▶ _Raw data_:
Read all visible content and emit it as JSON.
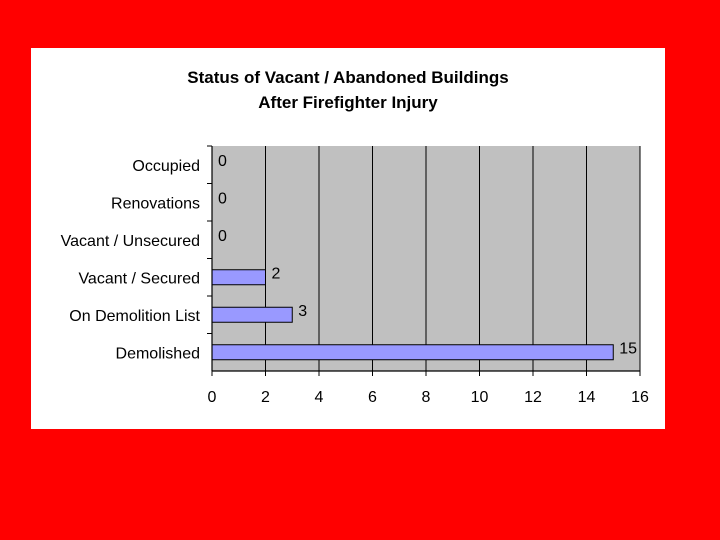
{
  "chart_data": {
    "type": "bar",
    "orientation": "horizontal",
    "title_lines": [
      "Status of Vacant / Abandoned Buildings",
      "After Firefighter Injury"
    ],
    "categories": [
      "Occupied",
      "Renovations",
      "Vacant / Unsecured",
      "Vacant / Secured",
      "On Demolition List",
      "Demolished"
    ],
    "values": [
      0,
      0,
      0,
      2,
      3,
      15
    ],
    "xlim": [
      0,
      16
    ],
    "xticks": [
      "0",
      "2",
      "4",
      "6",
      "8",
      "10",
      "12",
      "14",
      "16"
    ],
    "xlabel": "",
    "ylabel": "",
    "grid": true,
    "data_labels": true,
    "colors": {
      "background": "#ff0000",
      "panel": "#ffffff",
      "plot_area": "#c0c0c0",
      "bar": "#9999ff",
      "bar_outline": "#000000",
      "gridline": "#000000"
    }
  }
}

▶ _Instruction_: Pick out all the lines with the word "Vacant" in them and copy them.

▶ _Result of this task_:
      "Status of Vacant / Abandoned Buildings",
      "Vacant / Unsecured",
      "Vacant / Secured",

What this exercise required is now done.